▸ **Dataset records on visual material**
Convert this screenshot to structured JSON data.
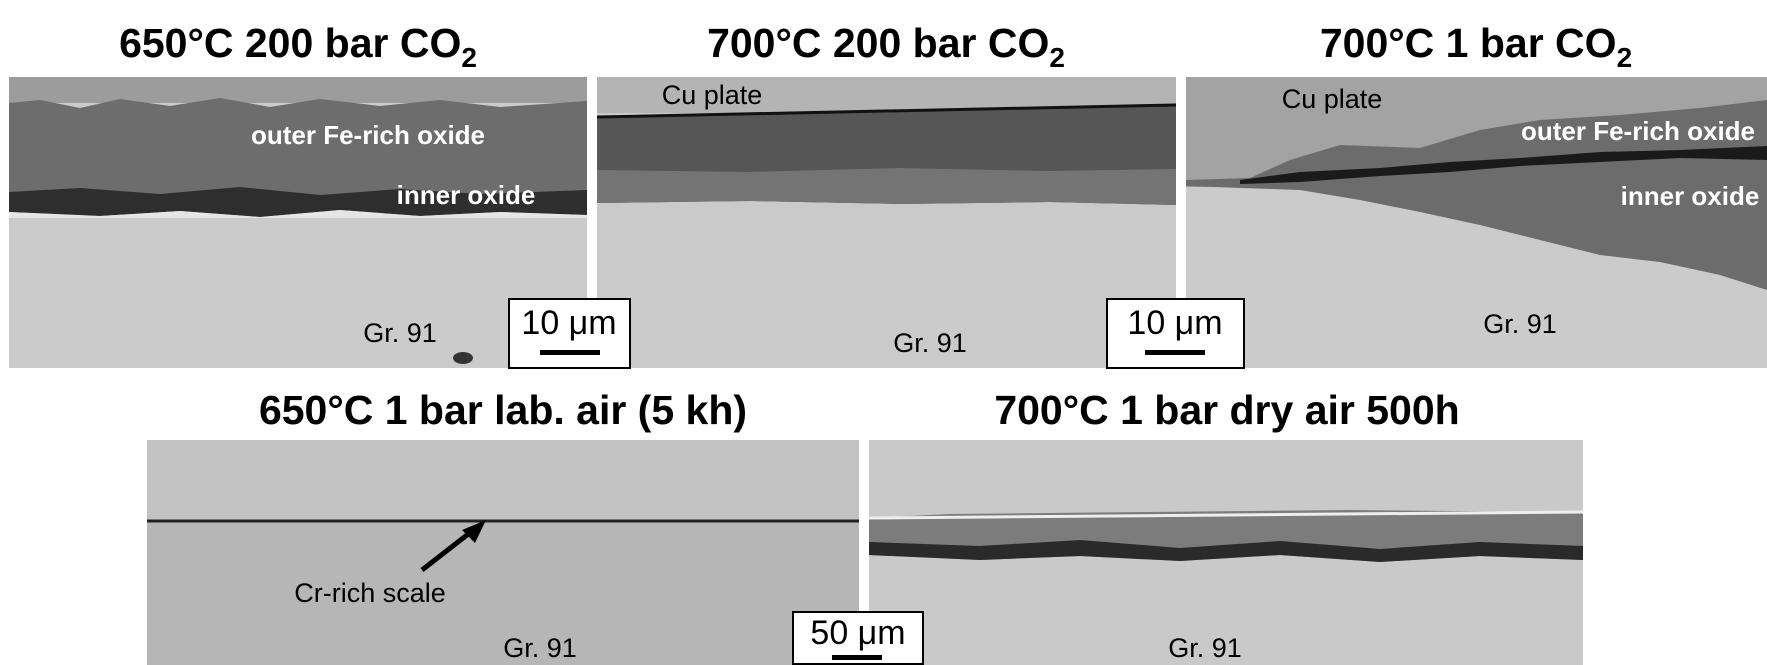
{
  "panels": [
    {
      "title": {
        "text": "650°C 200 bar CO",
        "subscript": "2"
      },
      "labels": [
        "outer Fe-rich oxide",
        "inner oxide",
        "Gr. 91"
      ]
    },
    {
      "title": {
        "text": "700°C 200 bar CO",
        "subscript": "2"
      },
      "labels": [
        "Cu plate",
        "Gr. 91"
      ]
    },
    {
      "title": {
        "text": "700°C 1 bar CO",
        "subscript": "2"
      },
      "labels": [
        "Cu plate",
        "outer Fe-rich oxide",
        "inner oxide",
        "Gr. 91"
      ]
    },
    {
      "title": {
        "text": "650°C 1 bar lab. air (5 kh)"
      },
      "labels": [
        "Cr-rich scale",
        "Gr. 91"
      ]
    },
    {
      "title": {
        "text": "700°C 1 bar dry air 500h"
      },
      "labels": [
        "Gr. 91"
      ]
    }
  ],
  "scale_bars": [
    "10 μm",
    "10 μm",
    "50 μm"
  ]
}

▸ **Exercise prompt**
Make a copy of each line that contains the string "text".

▸ **Exercise answer**
        "text": "650°C 200 bar CO",
        "text": "700°C 200 bar CO",
        "text": "700°C 1 bar CO",
        "text": "650°C 1 bar lab. air (5 kh)"
        "text": "700°C 1 bar dry air 500h"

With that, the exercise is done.